» **PROBLEM TO SOLVE**:
Present each line of the entries below that holds the word "this".

— Begin DATA SUPPLIED —

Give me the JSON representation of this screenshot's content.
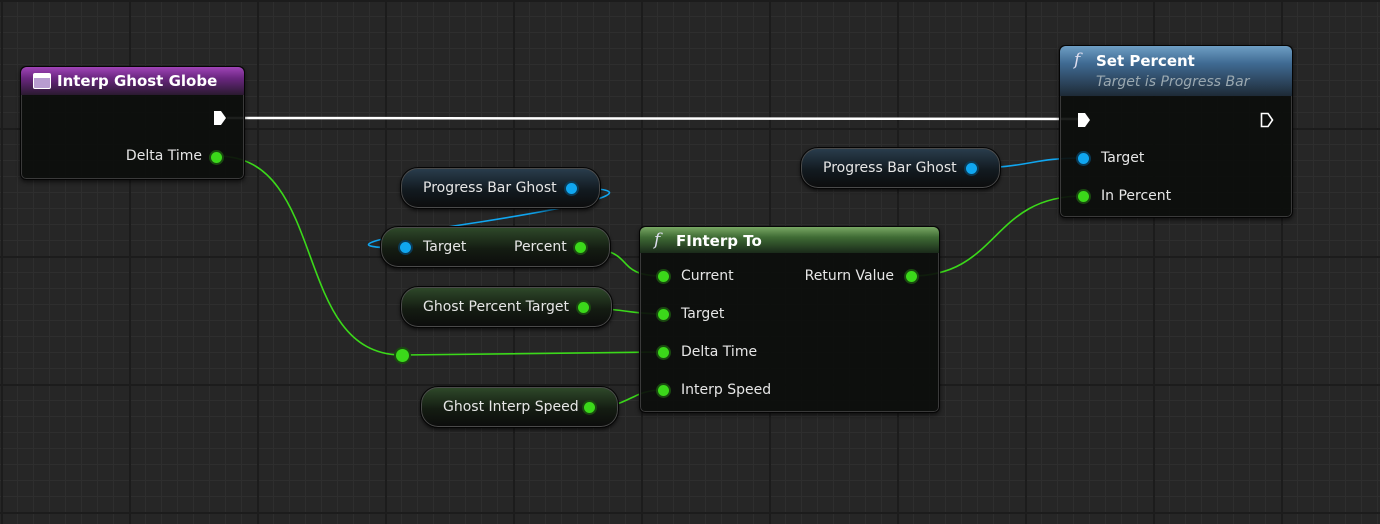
{
  "nodes": {
    "event": {
      "title": "Interp Ghost Globe",
      "pins": {
        "delta_time": "Delta Time"
      }
    },
    "set_percent": {
      "icon": "f",
      "title": "Set Percent",
      "subtitle": "Target is Progress Bar",
      "pins": {
        "target": "Target",
        "in_percent": "In Percent"
      }
    },
    "finterp": {
      "icon": "f",
      "title": "FInterp To",
      "pins": {
        "current": "Current",
        "target": "Target",
        "delta_time": "Delta Time",
        "interp_speed": "Interp Speed",
        "return_value": "Return Value"
      }
    },
    "var_progress_bar_ghost_1": {
      "label": "Progress Bar Ghost"
    },
    "var_progress_bar_ghost_2": {
      "label": "Progress Bar Ghost"
    },
    "get_percent": {
      "target": "Target",
      "percent": "Percent"
    },
    "var_ghost_percent_target": {
      "label": "Ghost Percent Target"
    },
    "var_ghost_interp_speed": {
      "label": "Ghost Interp Speed"
    }
  },
  "colors": {
    "exec_wire": "#ffffff",
    "float_wire": "#3bd81a",
    "object_wire": "#10a6f0",
    "event_header": "#6a2680",
    "function_header": "#3f6a92",
    "pure_function_header": "#3e6a34"
  }
}
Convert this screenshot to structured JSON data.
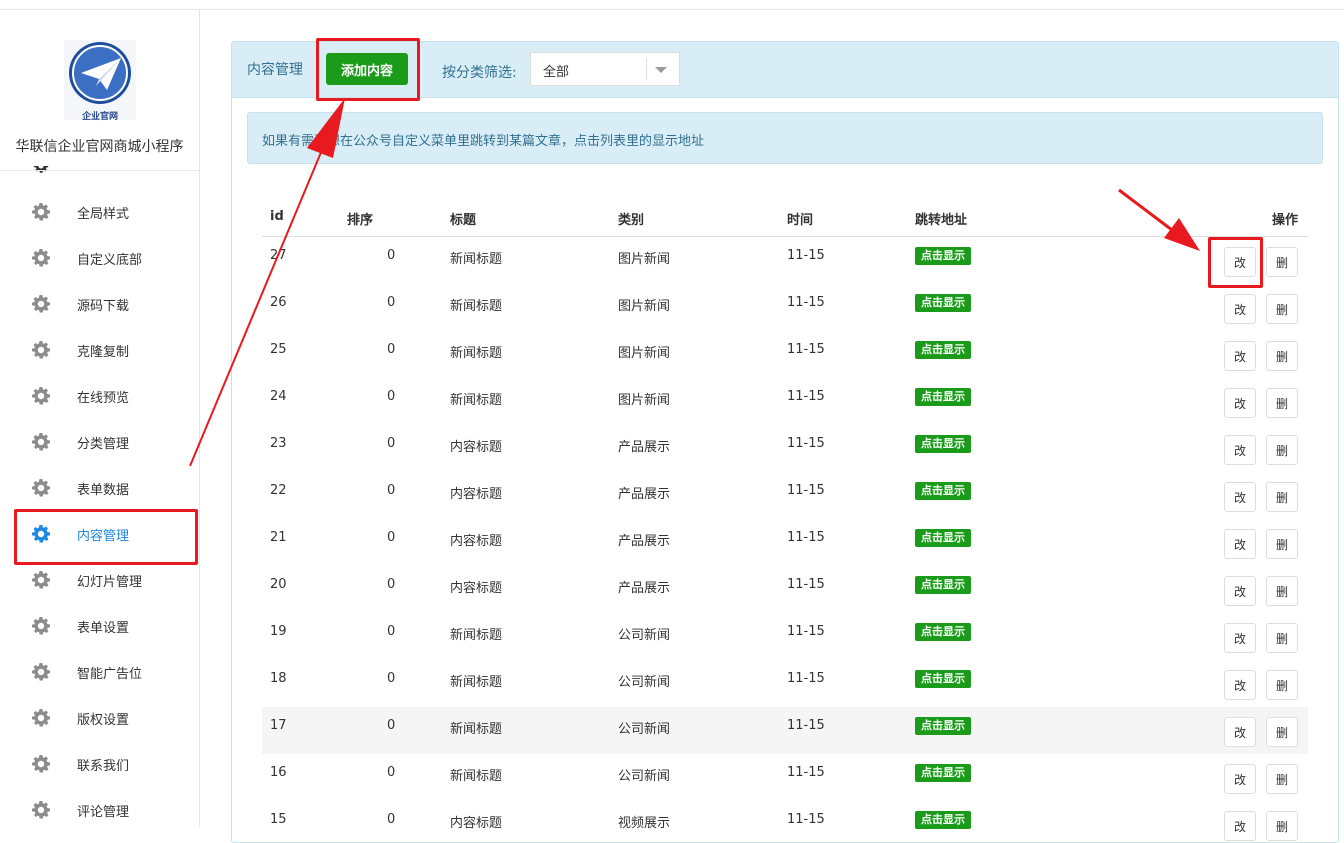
{
  "sidebar": {
    "logo_text": "企业官网",
    "app_name": "华联信企业官网商城小程序",
    "items": [
      {
        "label": "全局样式"
      },
      {
        "label": "自定义底部"
      },
      {
        "label": "源码下载"
      },
      {
        "label": "克隆复制"
      },
      {
        "label": "在线预览"
      },
      {
        "label": "分类管理"
      },
      {
        "label": "表单数据"
      },
      {
        "label": "内容管理",
        "active": true
      },
      {
        "label": "幻灯片管理"
      },
      {
        "label": "表单设置"
      },
      {
        "label": "智能广告位"
      },
      {
        "label": "版权设置"
      },
      {
        "label": "联系我们"
      },
      {
        "label": "评论管理"
      }
    ]
  },
  "header": {
    "title": "内容管理",
    "add_button": "添加内容",
    "filter_label": "按分类筛选:",
    "filter_value": "全部"
  },
  "notice": "如果有需要想在公众号自定义菜单里跳转到某篇文章，点击列表里的显示地址",
  "table": {
    "columns": [
      "id",
      "排序",
      "标题",
      "类别",
      "时间",
      "跳转地址",
      "操作"
    ],
    "link_label": "点击显示",
    "edit_label": "改",
    "delete_label": "删",
    "rows": [
      {
        "id": "27",
        "sort": "0",
        "title": "新闻标题",
        "category": "图片新闻",
        "time": "11-15"
      },
      {
        "id": "26",
        "sort": "0",
        "title": "新闻标题",
        "category": "图片新闻",
        "time": "11-15"
      },
      {
        "id": "25",
        "sort": "0",
        "title": "新闻标题",
        "category": "图片新闻",
        "time": "11-15"
      },
      {
        "id": "24",
        "sort": "0",
        "title": "新闻标题",
        "category": "图片新闻",
        "time": "11-15"
      },
      {
        "id": "23",
        "sort": "0",
        "title": "内容标题",
        "category": "产品展示",
        "time": "11-15"
      },
      {
        "id": "22",
        "sort": "0",
        "title": "内容标题",
        "category": "产品展示",
        "time": "11-15"
      },
      {
        "id": "21",
        "sort": "0",
        "title": "内容标题",
        "category": "产品展示",
        "time": "11-15"
      },
      {
        "id": "20",
        "sort": "0",
        "title": "内容标题",
        "category": "产品展示",
        "time": "11-15"
      },
      {
        "id": "19",
        "sort": "0",
        "title": "新闻标题",
        "category": "公司新闻",
        "time": "11-15"
      },
      {
        "id": "18",
        "sort": "0",
        "title": "新闻标题",
        "category": "公司新闻",
        "time": "11-15"
      },
      {
        "id": "17",
        "sort": "0",
        "title": "新闻标题",
        "category": "公司新闻",
        "time": "11-15",
        "highlight": true
      },
      {
        "id": "16",
        "sort": "0",
        "title": "新闻标题",
        "category": "公司新闻",
        "time": "11-15"
      },
      {
        "id": "15",
        "sort": "0",
        "title": "内容标题",
        "category": "视频展示",
        "time": "11-15"
      }
    ]
  },
  "colors": {
    "accent_green": "#1a9c1a",
    "info_bg": "#d9edf7",
    "info_text": "#31708f",
    "active_blue": "#1e88e5",
    "annotation_red": "#e8191f"
  }
}
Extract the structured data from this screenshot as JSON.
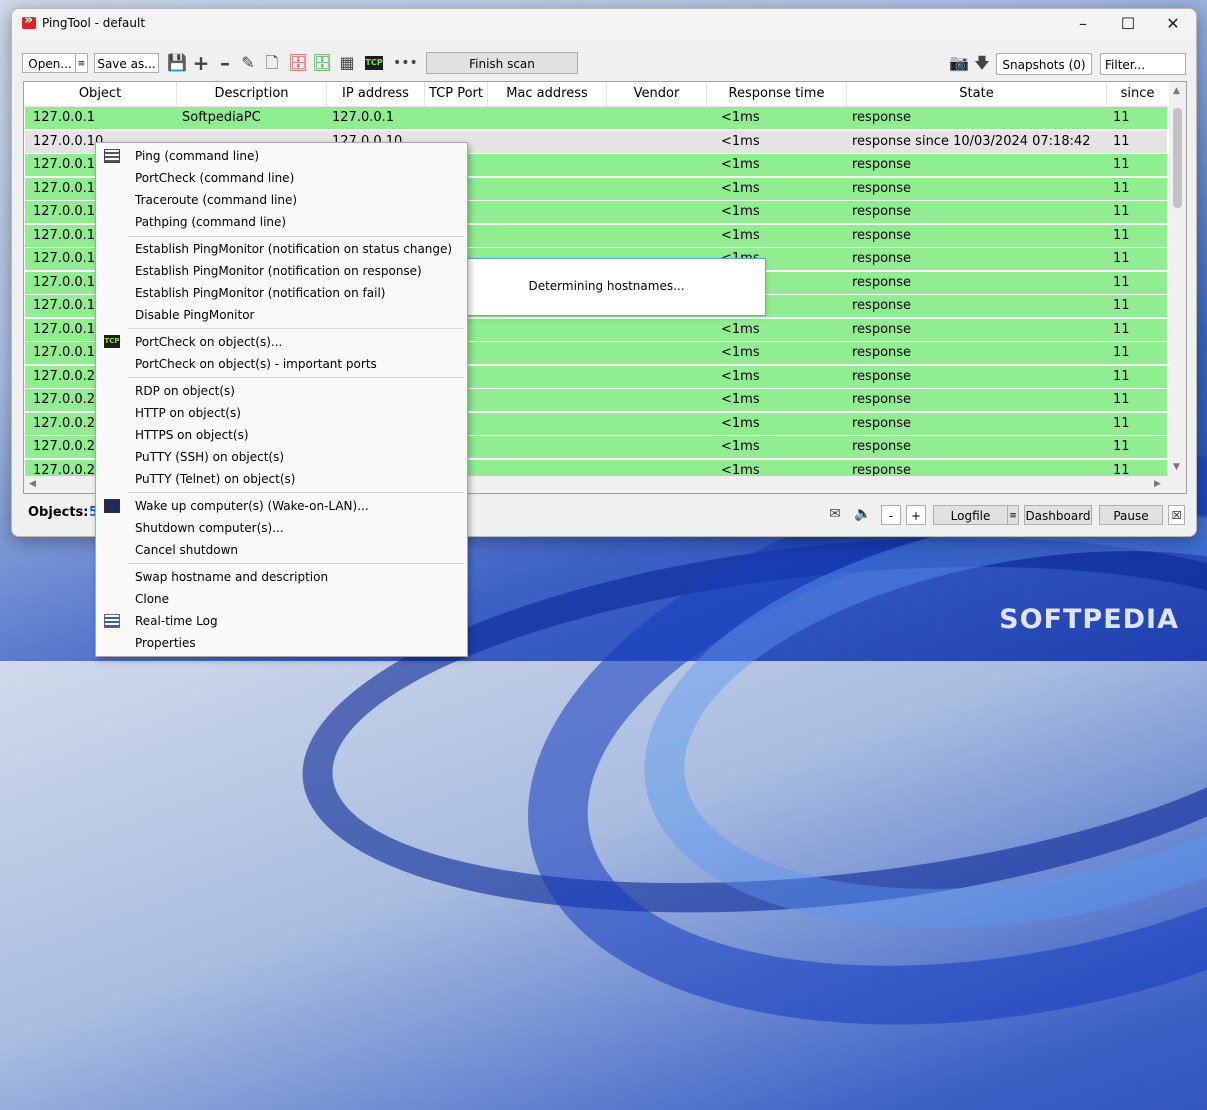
{
  "window": {
    "title": "PingTool - default"
  },
  "toolbar": {
    "open_label": "Open...",
    "save_label": "Save as...",
    "finish_scan_label": "Finish scan",
    "tcp_icon_text": "TCP",
    "snapshots_label": "Snapshots (0)",
    "filter_value": "Filter..."
  },
  "columns": [
    "Object",
    "Description",
    "IP address",
    "TCP Port",
    "Mac address",
    "Vendor",
    "Response time",
    "State",
    "since"
  ],
  "rows": [
    {
      "object": "127.0.0.1",
      "description": "SoftpediaPC",
      "ip": "127.0.0.1",
      "response_time": "<1ms",
      "state": "response",
      "since": "11"
    },
    {
      "object": "127.0.0.10",
      "description": "",
      "ip": "127.0.0.10",
      "response_time": "<1ms",
      "state": "response since 10/03/2024 07:18:42",
      "since": "11"
    },
    {
      "object": "127.0.0.11",
      "description": "",
      "ip": "",
      "response_time": "<1ms",
      "state": "response",
      "since": "11"
    },
    {
      "object": "127.0.0.12",
      "description": "",
      "ip": "",
      "response_time": "<1ms",
      "state": "response",
      "since": "11"
    },
    {
      "object": "127.0.0.13",
      "description": "",
      "ip": "",
      "response_time": "<1ms",
      "state": "response",
      "since": "11"
    },
    {
      "object": "127.0.0.14",
      "description": "",
      "ip": "",
      "response_time": "<1ms",
      "state": "response",
      "since": "11"
    },
    {
      "object": "127.0.0.15",
      "description": "",
      "ip": "",
      "response_time": "<1ms",
      "state": "response",
      "since": "11"
    },
    {
      "object": "127.0.0.16",
      "description": "",
      "ip": "",
      "response_time": "",
      "state": "response",
      "since": "11"
    },
    {
      "object": "127.0.0.17",
      "description": "",
      "ip": "",
      "response_time": "",
      "state": "response",
      "since": "11"
    },
    {
      "object": "127.0.0.18",
      "description": "",
      "ip": "",
      "response_time": "<1ms",
      "state": "response",
      "since": "11"
    },
    {
      "object": "127.0.0.19",
      "description": "",
      "ip": "",
      "response_time": "<1ms",
      "state": "response",
      "since": "11"
    },
    {
      "object": "127.0.0.2",
      "description": "",
      "ip": "",
      "response_time": "<1ms",
      "state": "response",
      "since": "11"
    },
    {
      "object": "127.0.0.20",
      "description": "",
      "ip": "",
      "response_time": "<1ms",
      "state": "response",
      "since": "11"
    },
    {
      "object": "127.0.0.21",
      "description": "",
      "ip": "",
      "response_time": "<1ms",
      "state": "response",
      "since": "11"
    },
    {
      "object": "127.0.0.22",
      "description": "",
      "ip": "",
      "response_time": "<1ms",
      "state": "response",
      "since": "11"
    },
    {
      "object": "127.0.0.23",
      "description": "",
      "ip": "",
      "response_time": "<1ms",
      "state": "response",
      "since": "11"
    }
  ],
  "status": {
    "objects_label": "Objects:",
    "objects_count": "5",
    "minus_label": "-",
    "plus_label": "+",
    "logfile_label": "Logfile",
    "dashboard_label": "Dashboard",
    "pause_label": "Pause"
  },
  "popup": {
    "text": "Determining hostnames..."
  },
  "context_menu": {
    "items": [
      "Ping (command line)",
      "PortCheck (command line)",
      "Traceroute (command line)",
      "Pathping (command line)",
      "Establish PingMonitor (notification on status change)",
      "Establish PingMonitor (notification on response)",
      "Establish PingMonitor (notification on fail)",
      "Disable PingMonitor",
      "PortCheck on object(s)...",
      "PortCheck on object(s) - important ports",
      "RDP on object(s)",
      "HTTP on object(s)",
      "HTTPS on object(s)",
      "PuTTY (SSH) on object(s)",
      "PuTTY (Telnet) on object(s)",
      "Wake up computer(s) (Wake-on-LAN)...",
      "Shutdown computer(s)...",
      "Cancel shutdown",
      "Swap hostname and description",
      "Clone",
      "Real-time Log",
      "Properties"
    ]
  },
  "watermark": "SOFTPEDIA"
}
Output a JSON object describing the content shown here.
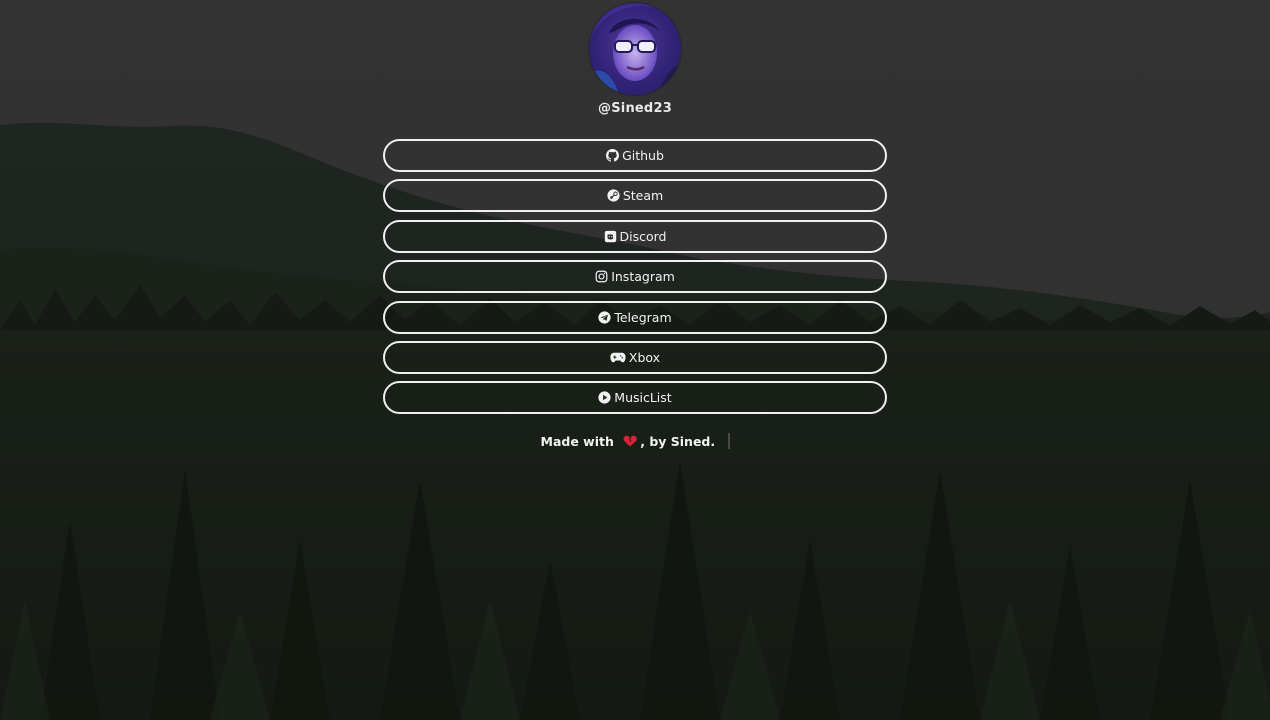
{
  "profile": {
    "username": "@Sined23",
    "avatar_icon": "avatar-portrait"
  },
  "links": [
    {
      "label": "Github",
      "icon": "github-icon"
    },
    {
      "label": "Steam",
      "icon": "steam-icon"
    },
    {
      "label": "Discord",
      "icon": "discord-icon"
    },
    {
      "label": "Instagram",
      "icon": "instagram-icon"
    },
    {
      "label": "Telegram",
      "icon": "telegram-icon"
    },
    {
      "label": "Xbox",
      "icon": "gamepad-icon"
    },
    {
      "label": "MusicList",
      "icon": "play-circle-icon"
    }
  ],
  "footer": {
    "prefix": "Made with",
    "suffix": ", by Sined.",
    "heart_icon": "broken-heart-icon"
  },
  "colors": {
    "background": "#323232",
    "text": "#f2f2f2",
    "button_border": "#f0f0f0",
    "heart": "#d8233a"
  }
}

— End DATA SUPPLIED —

» **CORRECT ANSWER**:
Give me the JSON representation of this screenshot's content.
Convert this screenshot to structured JSON data.
Extract the structured data from this screenshot as JSON.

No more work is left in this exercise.